### Stated task:
Select all lines holding the word "true" from the entries that follow.

### Extracted records:
******************************

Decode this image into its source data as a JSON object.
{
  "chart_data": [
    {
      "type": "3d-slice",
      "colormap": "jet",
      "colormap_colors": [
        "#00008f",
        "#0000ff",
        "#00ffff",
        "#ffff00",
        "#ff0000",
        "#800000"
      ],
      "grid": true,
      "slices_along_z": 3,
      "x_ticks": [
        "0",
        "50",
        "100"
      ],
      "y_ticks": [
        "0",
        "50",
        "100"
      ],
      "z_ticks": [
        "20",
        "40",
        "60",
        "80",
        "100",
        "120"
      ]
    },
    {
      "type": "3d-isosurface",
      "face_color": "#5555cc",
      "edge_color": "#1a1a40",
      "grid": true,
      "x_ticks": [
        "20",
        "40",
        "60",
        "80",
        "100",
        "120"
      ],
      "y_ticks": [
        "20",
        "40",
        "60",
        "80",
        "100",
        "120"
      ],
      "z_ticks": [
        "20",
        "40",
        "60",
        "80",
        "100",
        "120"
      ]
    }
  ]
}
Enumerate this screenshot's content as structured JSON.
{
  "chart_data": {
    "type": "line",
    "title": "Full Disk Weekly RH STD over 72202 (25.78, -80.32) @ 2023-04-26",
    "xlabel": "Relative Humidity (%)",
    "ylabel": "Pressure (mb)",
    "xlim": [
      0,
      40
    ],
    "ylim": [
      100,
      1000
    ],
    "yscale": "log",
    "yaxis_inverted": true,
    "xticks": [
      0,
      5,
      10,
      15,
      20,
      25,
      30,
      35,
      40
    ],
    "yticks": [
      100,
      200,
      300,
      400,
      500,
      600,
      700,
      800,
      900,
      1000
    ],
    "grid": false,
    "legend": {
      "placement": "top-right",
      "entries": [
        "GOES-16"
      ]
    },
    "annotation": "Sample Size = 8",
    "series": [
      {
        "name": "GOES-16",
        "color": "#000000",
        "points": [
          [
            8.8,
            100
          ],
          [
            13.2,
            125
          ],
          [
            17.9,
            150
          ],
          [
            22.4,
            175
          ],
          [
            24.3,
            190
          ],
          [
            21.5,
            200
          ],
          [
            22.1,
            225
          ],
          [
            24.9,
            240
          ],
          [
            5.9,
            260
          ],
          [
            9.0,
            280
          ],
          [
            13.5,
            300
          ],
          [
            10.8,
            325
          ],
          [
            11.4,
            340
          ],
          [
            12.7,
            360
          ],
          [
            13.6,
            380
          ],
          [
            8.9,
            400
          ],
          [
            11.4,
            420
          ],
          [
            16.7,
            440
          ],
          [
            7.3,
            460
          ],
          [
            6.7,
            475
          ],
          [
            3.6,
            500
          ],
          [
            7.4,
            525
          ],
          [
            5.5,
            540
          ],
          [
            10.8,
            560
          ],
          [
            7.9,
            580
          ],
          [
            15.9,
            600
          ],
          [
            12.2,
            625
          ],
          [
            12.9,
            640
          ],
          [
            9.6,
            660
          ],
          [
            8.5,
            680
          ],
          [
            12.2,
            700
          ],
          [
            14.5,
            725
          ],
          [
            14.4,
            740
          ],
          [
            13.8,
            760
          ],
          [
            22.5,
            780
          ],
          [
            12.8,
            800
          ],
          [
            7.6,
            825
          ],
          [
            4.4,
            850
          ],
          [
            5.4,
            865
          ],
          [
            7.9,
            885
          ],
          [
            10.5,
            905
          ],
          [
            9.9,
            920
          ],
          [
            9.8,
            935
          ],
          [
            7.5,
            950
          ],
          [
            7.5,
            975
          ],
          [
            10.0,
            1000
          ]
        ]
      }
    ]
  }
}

******************************

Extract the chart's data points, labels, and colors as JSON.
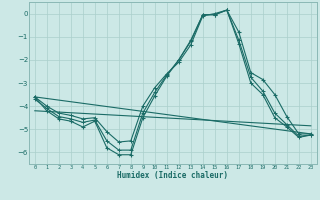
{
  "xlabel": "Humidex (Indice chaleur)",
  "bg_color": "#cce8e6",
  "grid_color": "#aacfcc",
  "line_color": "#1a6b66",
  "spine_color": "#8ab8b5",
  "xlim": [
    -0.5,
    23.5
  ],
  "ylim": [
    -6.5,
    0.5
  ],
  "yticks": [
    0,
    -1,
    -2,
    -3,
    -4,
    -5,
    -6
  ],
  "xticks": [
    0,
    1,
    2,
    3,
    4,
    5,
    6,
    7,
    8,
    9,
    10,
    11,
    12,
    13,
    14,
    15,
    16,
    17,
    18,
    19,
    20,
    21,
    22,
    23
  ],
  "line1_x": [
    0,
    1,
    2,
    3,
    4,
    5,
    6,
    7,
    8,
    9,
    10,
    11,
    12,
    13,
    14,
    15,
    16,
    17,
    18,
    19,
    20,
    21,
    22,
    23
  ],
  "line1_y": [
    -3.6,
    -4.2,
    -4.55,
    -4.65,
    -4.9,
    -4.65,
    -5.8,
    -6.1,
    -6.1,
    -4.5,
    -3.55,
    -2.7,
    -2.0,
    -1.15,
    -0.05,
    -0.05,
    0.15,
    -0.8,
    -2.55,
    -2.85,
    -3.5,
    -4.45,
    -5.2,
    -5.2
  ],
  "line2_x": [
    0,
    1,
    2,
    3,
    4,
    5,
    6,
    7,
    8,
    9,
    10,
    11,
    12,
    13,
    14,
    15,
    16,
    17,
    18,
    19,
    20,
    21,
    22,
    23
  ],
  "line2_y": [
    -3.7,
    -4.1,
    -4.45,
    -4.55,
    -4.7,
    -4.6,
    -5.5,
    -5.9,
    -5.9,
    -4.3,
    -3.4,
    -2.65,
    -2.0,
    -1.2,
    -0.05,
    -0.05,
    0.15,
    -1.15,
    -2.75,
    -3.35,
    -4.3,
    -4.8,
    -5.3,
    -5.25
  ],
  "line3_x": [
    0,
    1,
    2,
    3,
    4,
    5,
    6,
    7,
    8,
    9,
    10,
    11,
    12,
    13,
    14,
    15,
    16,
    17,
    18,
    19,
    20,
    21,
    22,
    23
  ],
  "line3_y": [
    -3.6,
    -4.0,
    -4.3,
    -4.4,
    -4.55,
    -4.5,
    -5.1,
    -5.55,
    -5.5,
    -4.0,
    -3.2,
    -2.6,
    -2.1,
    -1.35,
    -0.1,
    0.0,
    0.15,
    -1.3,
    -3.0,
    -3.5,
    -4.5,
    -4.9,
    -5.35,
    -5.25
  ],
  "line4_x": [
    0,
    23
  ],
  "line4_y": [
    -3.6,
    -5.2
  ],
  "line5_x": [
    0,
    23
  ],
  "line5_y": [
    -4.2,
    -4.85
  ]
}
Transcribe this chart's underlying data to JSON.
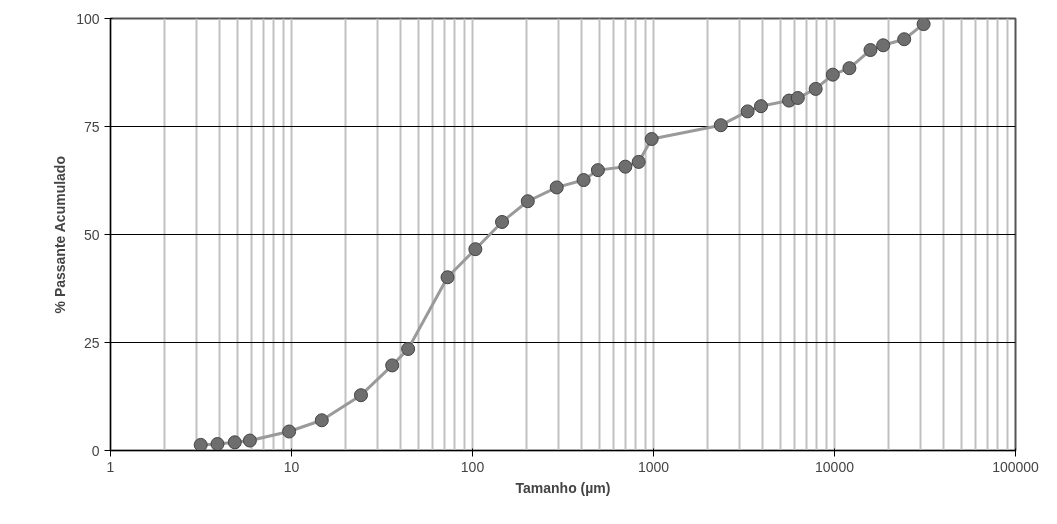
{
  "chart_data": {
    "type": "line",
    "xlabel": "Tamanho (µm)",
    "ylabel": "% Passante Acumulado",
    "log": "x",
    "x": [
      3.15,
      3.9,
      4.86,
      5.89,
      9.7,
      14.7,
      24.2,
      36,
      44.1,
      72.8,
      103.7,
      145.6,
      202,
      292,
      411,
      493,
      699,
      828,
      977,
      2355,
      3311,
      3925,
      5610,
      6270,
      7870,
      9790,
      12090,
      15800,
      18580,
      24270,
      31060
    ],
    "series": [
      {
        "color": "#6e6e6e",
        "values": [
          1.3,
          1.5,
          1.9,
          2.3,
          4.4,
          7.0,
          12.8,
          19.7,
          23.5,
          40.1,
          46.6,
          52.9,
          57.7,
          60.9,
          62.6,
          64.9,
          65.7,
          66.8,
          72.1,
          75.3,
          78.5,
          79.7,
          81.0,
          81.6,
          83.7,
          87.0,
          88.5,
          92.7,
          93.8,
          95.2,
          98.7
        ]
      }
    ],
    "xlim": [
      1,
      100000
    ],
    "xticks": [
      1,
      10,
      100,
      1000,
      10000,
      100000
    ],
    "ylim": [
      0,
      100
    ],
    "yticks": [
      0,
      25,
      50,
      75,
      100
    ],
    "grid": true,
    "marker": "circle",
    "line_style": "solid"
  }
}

******************************

### The solution:
      "grid": true,
      "grid": true,
    "yaxis_inverted": true,
    "grid": true,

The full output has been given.